● **Your goal**
Check each line of the listing, and copy it if it contains the word "name".

● **Provided data**

▶

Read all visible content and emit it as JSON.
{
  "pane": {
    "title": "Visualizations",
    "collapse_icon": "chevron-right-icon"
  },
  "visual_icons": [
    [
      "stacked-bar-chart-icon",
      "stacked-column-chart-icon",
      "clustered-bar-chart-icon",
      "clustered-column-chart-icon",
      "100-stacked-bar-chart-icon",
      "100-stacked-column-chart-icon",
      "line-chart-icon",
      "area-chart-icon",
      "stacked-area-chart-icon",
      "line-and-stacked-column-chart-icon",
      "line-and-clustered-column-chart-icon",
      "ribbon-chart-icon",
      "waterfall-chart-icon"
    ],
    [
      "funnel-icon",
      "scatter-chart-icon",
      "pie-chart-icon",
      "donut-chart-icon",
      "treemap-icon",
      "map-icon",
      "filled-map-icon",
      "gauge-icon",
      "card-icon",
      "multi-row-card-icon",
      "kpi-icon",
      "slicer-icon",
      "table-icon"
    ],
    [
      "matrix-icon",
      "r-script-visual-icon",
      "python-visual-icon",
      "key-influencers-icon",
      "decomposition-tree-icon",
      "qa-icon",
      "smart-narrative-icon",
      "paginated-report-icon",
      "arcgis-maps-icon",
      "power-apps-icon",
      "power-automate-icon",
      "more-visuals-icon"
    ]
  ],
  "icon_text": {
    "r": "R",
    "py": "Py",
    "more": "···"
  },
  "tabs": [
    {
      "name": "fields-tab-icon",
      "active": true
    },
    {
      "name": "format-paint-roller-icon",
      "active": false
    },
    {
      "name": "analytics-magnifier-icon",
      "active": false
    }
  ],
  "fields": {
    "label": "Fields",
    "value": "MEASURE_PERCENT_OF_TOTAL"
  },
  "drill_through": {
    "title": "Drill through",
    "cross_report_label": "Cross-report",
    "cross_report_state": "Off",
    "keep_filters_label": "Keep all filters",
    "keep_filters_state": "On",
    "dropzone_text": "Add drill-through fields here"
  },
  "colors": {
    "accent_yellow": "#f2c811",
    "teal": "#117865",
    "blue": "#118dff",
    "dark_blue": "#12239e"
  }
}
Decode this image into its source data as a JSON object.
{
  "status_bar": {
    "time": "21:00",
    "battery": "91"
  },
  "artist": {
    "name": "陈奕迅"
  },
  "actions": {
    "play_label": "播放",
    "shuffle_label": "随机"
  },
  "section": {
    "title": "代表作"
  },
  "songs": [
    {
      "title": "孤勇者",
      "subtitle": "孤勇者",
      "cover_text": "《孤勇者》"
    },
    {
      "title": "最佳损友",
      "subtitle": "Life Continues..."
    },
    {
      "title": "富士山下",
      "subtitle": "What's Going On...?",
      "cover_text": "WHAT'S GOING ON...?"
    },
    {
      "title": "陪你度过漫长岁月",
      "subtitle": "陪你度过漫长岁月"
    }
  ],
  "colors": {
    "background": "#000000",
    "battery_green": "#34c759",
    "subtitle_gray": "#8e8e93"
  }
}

◀

● **Solution to this exercise**
      "name": "fields-tab-icon",
      "name": "format-paint-roller-icon",
      "name": "analytics-magnifier-icon",
    "name": "陈奕迅"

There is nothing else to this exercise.